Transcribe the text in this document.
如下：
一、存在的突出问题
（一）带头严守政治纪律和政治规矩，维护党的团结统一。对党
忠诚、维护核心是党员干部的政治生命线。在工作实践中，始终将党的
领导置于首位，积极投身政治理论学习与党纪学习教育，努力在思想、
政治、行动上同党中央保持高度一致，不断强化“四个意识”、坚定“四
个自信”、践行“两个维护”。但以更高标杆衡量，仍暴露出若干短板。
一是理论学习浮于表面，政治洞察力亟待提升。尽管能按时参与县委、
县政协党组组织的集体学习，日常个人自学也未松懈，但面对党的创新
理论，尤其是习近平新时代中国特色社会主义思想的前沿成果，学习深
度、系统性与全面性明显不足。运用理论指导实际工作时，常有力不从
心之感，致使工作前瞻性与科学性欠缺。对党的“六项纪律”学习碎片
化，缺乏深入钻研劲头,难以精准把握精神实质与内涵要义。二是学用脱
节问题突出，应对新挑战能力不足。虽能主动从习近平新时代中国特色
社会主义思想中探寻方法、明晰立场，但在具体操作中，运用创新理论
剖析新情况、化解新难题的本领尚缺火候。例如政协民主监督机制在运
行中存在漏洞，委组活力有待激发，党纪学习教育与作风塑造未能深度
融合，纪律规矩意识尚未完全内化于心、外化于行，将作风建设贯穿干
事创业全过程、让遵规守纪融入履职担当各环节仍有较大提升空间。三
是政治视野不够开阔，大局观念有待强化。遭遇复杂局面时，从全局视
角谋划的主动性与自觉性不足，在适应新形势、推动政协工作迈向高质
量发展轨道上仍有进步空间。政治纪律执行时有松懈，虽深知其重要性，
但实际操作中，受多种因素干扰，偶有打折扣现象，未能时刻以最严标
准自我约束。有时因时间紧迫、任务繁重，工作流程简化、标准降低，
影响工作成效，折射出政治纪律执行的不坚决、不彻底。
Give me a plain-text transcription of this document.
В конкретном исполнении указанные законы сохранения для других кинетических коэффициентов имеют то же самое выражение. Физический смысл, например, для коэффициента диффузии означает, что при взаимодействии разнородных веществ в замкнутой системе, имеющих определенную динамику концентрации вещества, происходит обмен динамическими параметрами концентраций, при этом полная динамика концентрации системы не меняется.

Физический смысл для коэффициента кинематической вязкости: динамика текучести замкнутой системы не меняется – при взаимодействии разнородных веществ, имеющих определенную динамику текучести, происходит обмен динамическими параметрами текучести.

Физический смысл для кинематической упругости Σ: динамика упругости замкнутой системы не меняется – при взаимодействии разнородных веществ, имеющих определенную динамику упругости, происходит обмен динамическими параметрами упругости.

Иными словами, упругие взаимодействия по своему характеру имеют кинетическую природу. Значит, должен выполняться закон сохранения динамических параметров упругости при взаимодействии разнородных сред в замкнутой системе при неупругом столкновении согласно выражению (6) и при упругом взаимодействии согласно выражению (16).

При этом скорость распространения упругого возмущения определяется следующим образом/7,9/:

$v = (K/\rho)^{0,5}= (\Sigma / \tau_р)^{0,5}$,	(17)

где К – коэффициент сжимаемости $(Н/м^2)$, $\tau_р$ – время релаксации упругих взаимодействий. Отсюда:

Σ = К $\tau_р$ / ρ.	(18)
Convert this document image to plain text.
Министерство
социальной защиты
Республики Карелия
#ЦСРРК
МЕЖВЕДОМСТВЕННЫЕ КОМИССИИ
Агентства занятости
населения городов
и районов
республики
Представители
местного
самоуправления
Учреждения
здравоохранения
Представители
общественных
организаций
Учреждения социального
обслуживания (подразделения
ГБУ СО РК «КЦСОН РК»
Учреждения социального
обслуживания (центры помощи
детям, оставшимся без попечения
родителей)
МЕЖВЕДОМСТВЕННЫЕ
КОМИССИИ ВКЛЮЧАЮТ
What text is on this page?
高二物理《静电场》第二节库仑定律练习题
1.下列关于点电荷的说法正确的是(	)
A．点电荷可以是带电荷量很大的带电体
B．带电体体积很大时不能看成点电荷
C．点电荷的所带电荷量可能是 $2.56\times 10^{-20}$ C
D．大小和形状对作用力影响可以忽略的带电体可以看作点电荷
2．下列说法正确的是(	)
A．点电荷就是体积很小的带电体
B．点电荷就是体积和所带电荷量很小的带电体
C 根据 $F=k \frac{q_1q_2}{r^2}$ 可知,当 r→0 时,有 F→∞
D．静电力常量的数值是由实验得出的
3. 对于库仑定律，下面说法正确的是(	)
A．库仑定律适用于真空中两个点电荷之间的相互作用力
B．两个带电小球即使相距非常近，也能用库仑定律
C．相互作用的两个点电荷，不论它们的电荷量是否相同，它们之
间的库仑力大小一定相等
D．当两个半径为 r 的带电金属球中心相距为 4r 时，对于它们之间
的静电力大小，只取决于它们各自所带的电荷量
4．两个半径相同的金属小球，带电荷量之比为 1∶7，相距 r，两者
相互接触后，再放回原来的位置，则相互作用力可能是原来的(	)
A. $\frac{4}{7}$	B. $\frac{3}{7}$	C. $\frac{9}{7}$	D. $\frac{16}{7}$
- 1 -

------------

Short task:
Copy every line of the material, please, keeping it exactly the same.

Solved exercise:
Transcribe the text in this document.
如下：
一、存在的突出问题
（一）带头严守政治纪律和政治规矩，维护党的团结统一。对党
忠诚、维护核心是党员干部的政治生命线。在工作实践中，始终将党的
领导置于首位，积极投身政治理论学习与党纪学习教育，努力在思想、
政治、行动上同党中央保持高度一致，不断强化“四个意识”、坚定“四
个自信”、践行“两个维护”。但以更高标杆衡量，仍暴露出若干短板。
一是理论学习浮于表面，政治洞察力亟待提升。尽管能按时参与县委、
县政协党组组织的集体学习，日常个人自学也未松懈，但面对党的创新
理论，尤其是习近平新时代中国特色社会主义思想的前沿成果，学习深
度、系统性与全面性明显不足。运用理论指导实际工作时，常有力不从
心之感，致使工作前瞻性与科学性欠缺。对党的“六项纪律”学习碎片
化，缺乏深入钻研劲头,难以精准把握精神实质与内涵要义。二是学用脱
节问题突出，应对新挑战能力不足。虽能主动从习近平新时代中国特色
社会主义思想中探寻方法、明晰立场，但在具体操作中，运用创新理论
剖析新情况、化解新难题的本领尚缺火候。例如政协民主监督机制在运
行中存在漏洞，委组活力有待激发，党纪学习教育与作风塑造未能深度
融合，纪律规矩意识尚未完全内化于心、外化于行，将作风建设贯穿干
事创业全过程、让遵规守纪融入履职担当各环节仍有较大提升空间。三
是政治视野不够开阔，大局观念有待强化。遭遇复杂局面时，从全局视
角谋划的主动性与自觉性不足，在适应新形势、推动政协工作迈向高质
量发展轨道上仍有进步空间。政治纪律执行时有松懈，虽深知其重要性，
但实际操作中，受多种因素干扰，偶有打折扣现象，未能时刻以最严标
准自我约束。有时因时间紧迫、任务繁重，工作流程简化、标准降低，
影响工作成效，折射出政治纪律执行的不坚决、不彻底。
Give me a plain-text transcription of this document.
В конкретном исполнении указанные законы сохранения для других кинетических коэффициентов имеют то же самое выражение. Физический смысл, например, для коэффициента диффузии означает, что при взаимодействии разнородных веществ в замкнутой системе, имеющих определенную динамику концентрации вещества, происходит обмен динамическими параметрами концентраций, при этом полная динамика концентрации системы не меняется.

Физический смысл для коэффициента кинематической вязкости: динамика текучести замкнутой системы не меняется – при взаимодействии разнородных веществ, имеющих определенную динамику текучести, происходит обмен динамическими параметрами текучести.

Физический смысл для кинематической упругости Σ: динамика упругости замкнутой системы не меняется – при взаимодействии разнородных веществ, имеющих определенную динамику упругости, происходит обмен динамическими параметрами упругости.

Иными словами, упругие взаимодействия по своему характеру имеют кинетическую природу. Значит, должен выполняться закон сохранения динамических параметров упругости при взаимодействии разнородных сред в замкнутой системе при неупругом столкновении согласно выражению (6) и при упругом взаимодействии согласно выражению (16).

При этом скорость распространения упругого возмущения определяется следующим образом/7,9/:

$v = (K/\rho)^{0,5}= (\Sigma / \tau_р)^{0,5}$,	(17)

где К – коэффициент сжимаемости $(Н/м^2)$, $\tau_р$ – время релаксации упругих взаимодействий. Отсюда:

Σ = К $\tau_р$ / ρ.	(18)
Convert this document image to plain text.
Министерство
социальной защиты
Республики Карелия
#ЦСРРК
МЕЖВЕДОМСТВЕННЫЕ КОМИССИИ
Агентства занятости
населения городов
и районов
республики
Представители
местного
самоуправления
Учреждения
здравоохранения
Представители
общественных
организаций
Учреждения социального
обслуживания (подразделения
ГБУ СО РК «КЦСОН РК»
Учреждения социального
обслуживания (центры помощи
детям, оставшимся без попечения
родителей)
МЕЖВЕДОМСТВЕННЫЕ
КОМИССИИ ВКЛЮЧАЮТ
What text is on this page?
高二物理《静电场》第二节库仑定律练习题
1.下列关于点电荷的说法正确的是(	)
A．点电荷可以是带电荷量很大的带电体
B．带电体体积很大时不能看成点电荷
C．点电荷的所带电荷量可能是 $2.56\times 10^{-20}$ C
D．大小和形状对作用力影响可以忽略的带电体可以看作点电荷
2．下列说法正确的是(	)
A．点电荷就是体积很小的带电体
B．点电荷就是体积和所带电荷量很小的带电体
C 根据 $F=k \frac{q_1q_2}{r^2}$ 可知,当 r→0 时,有 F→∞
D．静电力常量的数值是由实验得出的
3. 对于库仑定律，下面说法正确的是(	)
A．库仑定律适用于真空中两个点电荷之间的相互作用力
B．两个带电小球即使相距非常近，也能用库仑定律
C．相互作用的两个点电荷，不论它们的电荷量是否相同，它们之
间的库仑力大小一定相等
D．当两个半径为 r 的带电金属球中心相距为 4r 时，对于它们之间
的静电力大小，只取决于它们各自所带的电荷量
4．两个半径相同的金属小球，带电荷量之比为 1∶7，相距 r，两者
相互接触后，再放回原来的位置，则相互作用力可能是原来的(	)
A. $\frac{4}{7}$	B. $\frac{3}{7}$	C. $\frac{9}{7}$	D. $\frac{16}{7}$
- 1 -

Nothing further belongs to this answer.